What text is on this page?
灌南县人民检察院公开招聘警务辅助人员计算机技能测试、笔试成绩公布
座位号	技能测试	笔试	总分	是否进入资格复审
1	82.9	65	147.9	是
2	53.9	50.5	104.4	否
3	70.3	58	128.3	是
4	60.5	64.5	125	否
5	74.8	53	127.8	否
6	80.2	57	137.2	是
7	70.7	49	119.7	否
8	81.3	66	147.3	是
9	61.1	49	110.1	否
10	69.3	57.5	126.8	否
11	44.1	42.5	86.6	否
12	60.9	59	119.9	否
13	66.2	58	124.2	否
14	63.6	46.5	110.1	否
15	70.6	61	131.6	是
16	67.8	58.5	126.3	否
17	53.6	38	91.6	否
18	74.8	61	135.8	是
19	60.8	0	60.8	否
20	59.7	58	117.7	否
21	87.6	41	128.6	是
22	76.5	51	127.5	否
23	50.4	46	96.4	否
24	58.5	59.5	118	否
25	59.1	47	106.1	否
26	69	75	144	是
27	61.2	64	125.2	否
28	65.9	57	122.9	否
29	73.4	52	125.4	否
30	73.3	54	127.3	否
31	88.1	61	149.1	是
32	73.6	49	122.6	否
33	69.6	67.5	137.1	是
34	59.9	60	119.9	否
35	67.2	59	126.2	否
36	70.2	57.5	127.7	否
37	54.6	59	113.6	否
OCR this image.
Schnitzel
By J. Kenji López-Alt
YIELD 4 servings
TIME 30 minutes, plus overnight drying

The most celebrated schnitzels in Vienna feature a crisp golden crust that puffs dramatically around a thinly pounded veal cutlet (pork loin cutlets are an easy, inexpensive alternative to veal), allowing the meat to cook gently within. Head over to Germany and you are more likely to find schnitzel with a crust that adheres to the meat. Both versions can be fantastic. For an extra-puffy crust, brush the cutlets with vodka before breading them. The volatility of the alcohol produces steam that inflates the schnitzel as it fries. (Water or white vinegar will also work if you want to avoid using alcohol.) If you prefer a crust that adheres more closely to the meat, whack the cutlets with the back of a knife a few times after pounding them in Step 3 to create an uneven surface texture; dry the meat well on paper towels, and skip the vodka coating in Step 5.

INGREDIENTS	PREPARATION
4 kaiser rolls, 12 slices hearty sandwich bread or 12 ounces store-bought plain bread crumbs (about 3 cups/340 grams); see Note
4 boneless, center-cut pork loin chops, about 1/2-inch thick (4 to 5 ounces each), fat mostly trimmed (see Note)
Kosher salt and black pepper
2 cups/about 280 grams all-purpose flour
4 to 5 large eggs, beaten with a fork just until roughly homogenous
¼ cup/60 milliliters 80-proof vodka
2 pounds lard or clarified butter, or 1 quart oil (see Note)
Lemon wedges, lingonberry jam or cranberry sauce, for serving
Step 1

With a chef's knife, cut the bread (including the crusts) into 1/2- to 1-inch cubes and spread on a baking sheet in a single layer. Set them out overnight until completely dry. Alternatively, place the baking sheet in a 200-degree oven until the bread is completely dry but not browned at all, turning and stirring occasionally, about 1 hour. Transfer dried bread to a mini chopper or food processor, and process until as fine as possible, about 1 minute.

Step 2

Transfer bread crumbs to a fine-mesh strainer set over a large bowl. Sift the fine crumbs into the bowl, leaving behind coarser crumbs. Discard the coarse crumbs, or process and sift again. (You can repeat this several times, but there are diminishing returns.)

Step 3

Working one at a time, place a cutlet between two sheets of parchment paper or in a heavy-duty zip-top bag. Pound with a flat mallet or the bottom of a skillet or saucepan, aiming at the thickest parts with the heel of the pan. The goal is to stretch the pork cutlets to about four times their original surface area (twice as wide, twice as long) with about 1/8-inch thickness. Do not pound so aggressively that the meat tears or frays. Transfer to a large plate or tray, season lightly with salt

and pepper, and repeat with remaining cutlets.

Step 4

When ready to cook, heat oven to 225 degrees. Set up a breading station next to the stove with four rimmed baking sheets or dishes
-- -- --
» **WRITTEN REQUEST**:
Copy every line of the listing where the word "Transfer" appears.

» **FULL OUTPUT**:
With a chef's knife, cut the bread (including the crusts) into 1/2- to 1-inch cubes and spread on a baking sheet in a single layer. Set them out overnight until completely dry. Alternatively, place the baking sheet in a 200-degree oven until the bread is completely dry but not browned at all, turning and stirring occasionally, about 1 hour. Transfer dried bread to a mini chopper or food processor, and process until as fine as possible, about 1 minute.
Transfer bread crumbs to a fine-mesh strainer set over a large bowl. Sift the fine crumbs into the bowl, leaving behind coarser crumbs. Discard the coarse crumbs, or process and sift again. (You can repeat this several times, but there are diminishing returns.)
Working one at a time, place a cutlet between two sheets of parchment paper or in a heavy-duty zip-top bag. Pound with a flat mallet or the bottom of a skillet or saucepan, aiming at the thickest parts with the heel of the pan. The goal is to stretch the pork cutlets to about four times their original surface area (twice as wide, twice as long) with about 1/8-inch thickness. Do not pound so aggressively that the meat tears or frays. Transfer to a large plate or tray, season lightly with salt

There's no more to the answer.